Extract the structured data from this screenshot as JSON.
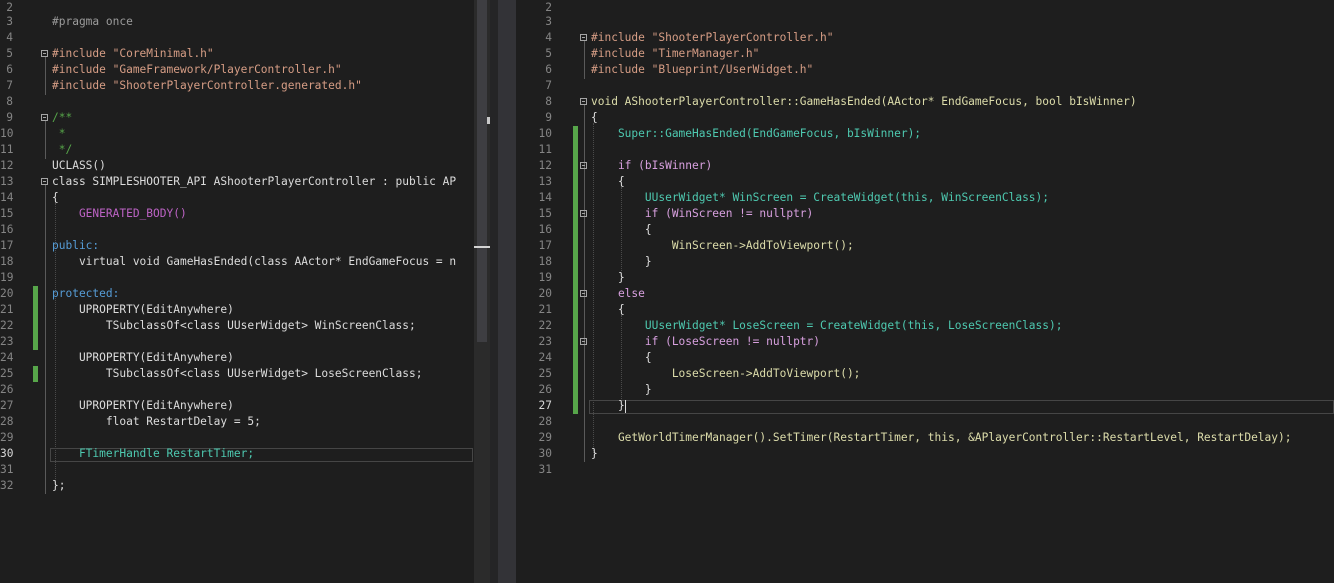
{
  "left_file": {
    "lines": [
      {
        "n": "2",
        "t": ""
      },
      {
        "n": "3",
        "t": "#pragma once"
      },
      {
        "n": "4",
        "t": ""
      },
      {
        "n": "5",
        "t": "#include \"CoreMinimal.h\""
      },
      {
        "n": "6",
        "t": "#include \"GameFramework/PlayerController.h\""
      },
      {
        "n": "7",
        "t": "#include \"ShooterPlayerController.generated.h\""
      },
      {
        "n": "8",
        "t": ""
      },
      {
        "n": "9",
        "t": "/**"
      },
      {
        "n": "10",
        "t": " *"
      },
      {
        "n": "11",
        "t": " */"
      },
      {
        "n": "12",
        "t": "UCLASS()"
      },
      {
        "n": "13",
        "t": "class SIMPLESHOOTER_API AShooterPlayerController : public AP"
      },
      {
        "n": "14",
        "t": "{"
      },
      {
        "n": "15",
        "t": "    GENERATED_BODY()"
      },
      {
        "n": "16",
        "t": ""
      },
      {
        "n": "17",
        "t": "public:"
      },
      {
        "n": "18",
        "t": "    virtual void GameHasEnded(class AActor* EndGameFocus = n"
      },
      {
        "n": "19",
        "t": ""
      },
      {
        "n": "20",
        "t": "protected:"
      },
      {
        "n": "21",
        "t": "    UPROPERTY(EditAnywhere)"
      },
      {
        "n": "22",
        "t": "        TSubclassOf<class UUserWidget> WinScreenClass;"
      },
      {
        "n": "23",
        "t": ""
      },
      {
        "n": "24",
        "t": "    UPROPERTY(EditAnywhere)"
      },
      {
        "n": "25",
        "t": "        TSubclassOf<class UUserWidget> LoseScreenClass;"
      },
      {
        "n": "26",
        "t": ""
      },
      {
        "n": "27",
        "t": "    UPROPERTY(EditAnywhere)"
      },
      {
        "n": "28",
        "t": "        float RestartDelay = 5;"
      },
      {
        "n": "29",
        "t": ""
      },
      {
        "n": "30",
        "t": "    FTimerHandle RestartTimer;"
      },
      {
        "n": "31",
        "t": ""
      },
      {
        "n": "32",
        "t": "};"
      }
    ]
  },
  "right_file": {
    "lines": [
      {
        "n": "2",
        "t": ""
      },
      {
        "n": "3",
        "t": ""
      },
      {
        "n": "4",
        "t": "#include \"ShooterPlayerController.h\""
      },
      {
        "n": "5",
        "t": "#include \"TimerManager.h\""
      },
      {
        "n": "6",
        "t": "#include \"Blueprint/UserWidget.h\""
      },
      {
        "n": "7",
        "t": ""
      },
      {
        "n": "8",
        "t": "void AShooterPlayerController::GameHasEnded(AActor* EndGameFocus, bool bIsWinner)"
      },
      {
        "n": "9",
        "t": "{"
      },
      {
        "n": "10",
        "t": "    Super::GameHasEnded(EndGameFocus, bIsWinner);"
      },
      {
        "n": "11",
        "t": ""
      },
      {
        "n": "12",
        "t": "    if (bIsWinner)"
      },
      {
        "n": "13",
        "t": "    {"
      },
      {
        "n": "14",
        "t": "        UUserWidget* WinScreen = CreateWidget(this, WinScreenClass);"
      },
      {
        "n": "15",
        "t": "        if (WinScreen != nullptr)"
      },
      {
        "n": "16",
        "t": "        {"
      },
      {
        "n": "17",
        "t": "            WinScreen->AddToViewport();"
      },
      {
        "n": "18",
        "t": "        }"
      },
      {
        "n": "19",
        "t": "    }"
      },
      {
        "n": "20",
        "t": "    else"
      },
      {
        "n": "21",
        "t": "    {"
      },
      {
        "n": "22",
        "t": "        UUserWidget* LoseScreen = CreateWidget(this, LoseScreenClass);"
      },
      {
        "n": "23",
        "t": "        if (LoseScreen != nullptr)"
      },
      {
        "n": "24",
        "t": "        {"
      },
      {
        "n": "25",
        "t": "            LoseScreen->AddToViewport();"
      },
      {
        "n": "26",
        "t": "        }"
      },
      {
        "n": "27",
        "t": "    }"
      },
      {
        "n": "28",
        "t": ""
      },
      {
        "n": "29",
        "t": "    GetWorldTimerManager().SetTimer(RestartTimer, this, &APlayerController::RestartLevel, RestartDelay);"
      },
      {
        "n": "30",
        "t": "}"
      },
      {
        "n": "31",
        "t": ""
      }
    ]
  },
  "colors": {
    "background": "#1e1e1e",
    "keyword": "#569cd6",
    "string": "#d69d85",
    "comment": "#57a64a",
    "type": "#4ec9b0",
    "function": "#dcdcaa",
    "change_marker": "#57a64a"
  }
}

- - - - - - -

Quote everything in the listing above exactly; pictures are the only thing to omit.

SOLUTION TO THIS TASK:
Extract the structured data from this screenshot as JSON.
{
  "left_file": {
    "lines": [
      {
        "n": "2",
        "t": ""
      },
      {
        "n": "3",
        "t": "#pragma once"
      },
      {
        "n": "4",
        "t": ""
      },
      {
        "n": "5",
        "t": "#include \"CoreMinimal.h\""
      },
      {
        "n": "6",
        "t": "#include \"GameFramework/PlayerController.h\""
      },
      {
        "n": "7",
        "t": "#include \"ShooterPlayerController.generated.h\""
      },
      {
        "n": "8",
        "t": ""
      },
      {
        "n": "9",
        "t": "/**"
      },
      {
        "n": "10",
        "t": " *"
      },
      {
        "n": "11",
        "t": " */"
      },
      {
        "n": "12",
        "t": "UCLASS()"
      },
      {
        "n": "13",
        "t": "class SIMPLESHOOTER_API AShooterPlayerController : public AP"
      },
      {
        "n": "14",
        "t": "{"
      },
      {
        "n": "15",
        "t": "    GENERATED_BODY()"
      },
      {
        "n": "16",
        "t": ""
      },
      {
        "n": "17",
        "t": "public:"
      },
      {
        "n": "18",
        "t": "    virtual void GameHasEnded(class AActor* EndGameFocus = n"
      },
      {
        "n": "19",
        "t": ""
      },
      {
        "n": "20",
        "t": "protected:"
      },
      {
        "n": "21",
        "t": "    UPROPERTY(EditAnywhere)"
      },
      {
        "n": "22",
        "t": "        TSubclassOf<class UUserWidget> WinScreenClass;"
      },
      {
        "n": "23",
        "t": ""
      },
      {
        "n": "24",
        "t": "    UPROPERTY(EditAnywhere)"
      },
      {
        "n": "25",
        "t": "        TSubclassOf<class UUserWidget> LoseScreenClass;"
      },
      {
        "n": "26",
        "t": ""
      },
      {
        "n": "27",
        "t": "    UPROPERTY(EditAnywhere)"
      },
      {
        "n": "28",
        "t": "        float RestartDelay = 5;"
      },
      {
        "n": "29",
        "t": ""
      },
      {
        "n": "30",
        "t": "    FTimerHandle RestartTimer;"
      },
      {
        "n": "31",
        "t": ""
      },
      {
        "n": "32",
        "t": "};"
      }
    ]
  },
  "right_file": {
    "lines": [
      {
        "n": "2",
        "t": ""
      },
      {
        "n": "3",
        "t": ""
      },
      {
        "n": "4",
        "t": "#include \"ShooterPlayerController.h\""
      },
      {
        "n": "5",
        "t": "#include \"TimerManager.h\""
      },
      {
        "n": "6",
        "t": "#include \"Blueprint/UserWidget.h\""
      },
      {
        "n": "7",
        "t": ""
      },
      {
        "n": "8",
        "t": "void AShooterPlayerController::GameHasEnded(AActor* EndGameFocus, bool bIsWinner)"
      },
      {
        "n": "9",
        "t": "{"
      },
      {
        "n": "10",
        "t": "    Super::GameHasEnded(EndGameFocus, bIsWinner);"
      },
      {
        "n": "11",
        "t": ""
      },
      {
        "n": "12",
        "t": "    if (bIsWinner)"
      },
      {
        "n": "13",
        "t": "    {"
      },
      {
        "n": "14",
        "t": "        UUserWidget* WinScreen = CreateWidget(this, WinScreenClass);"
      },
      {
        "n": "15",
        "t": "        if (WinScreen != nullptr)"
      },
      {
        "n": "16",
        "t": "        {"
      },
      {
        "n": "17",
        "t": "            WinScreen->AddToViewport();"
      },
      {
        "n": "18",
        "t": "        }"
      },
      {
        "n": "19",
        "t": "    }"
      },
      {
        "n": "20",
        "t": "    else"
      },
      {
        "n": "21",
        "t": "    {"
      },
      {
        "n": "22",
        "t": "        UUserWidget* LoseScreen = CreateWidget(this, LoseScreenClass);"
      },
      {
        "n": "23",
        "t": "        if (LoseScreen != nullptr)"
      },
      {
        "n": "24",
        "t": "        {"
      },
      {
        "n": "25",
        "t": "            LoseScreen->AddToViewport();"
      },
      {
        "n": "26",
        "t": "        }"
      },
      {
        "n": "27",
        "t": "    }"
      },
      {
        "n": "28",
        "t": ""
      },
      {
        "n": "29",
        "t": "    GetWorldTimerManager().SetTimer(RestartTimer, this, &APlayerController::RestartLevel, RestartDelay);"
      },
      {
        "n": "30",
        "t": "}"
      },
      {
        "n": "31",
        "t": ""
      }
    ]
  },
  "colors": {
    "background": "#1e1e1e",
    "keyword": "#569cd6",
    "string": "#d69d85",
    "comment": "#57a64a",
    "type": "#4ec9b0",
    "function": "#dcdcaa",
    "change_marker": "#57a64a"
  }
}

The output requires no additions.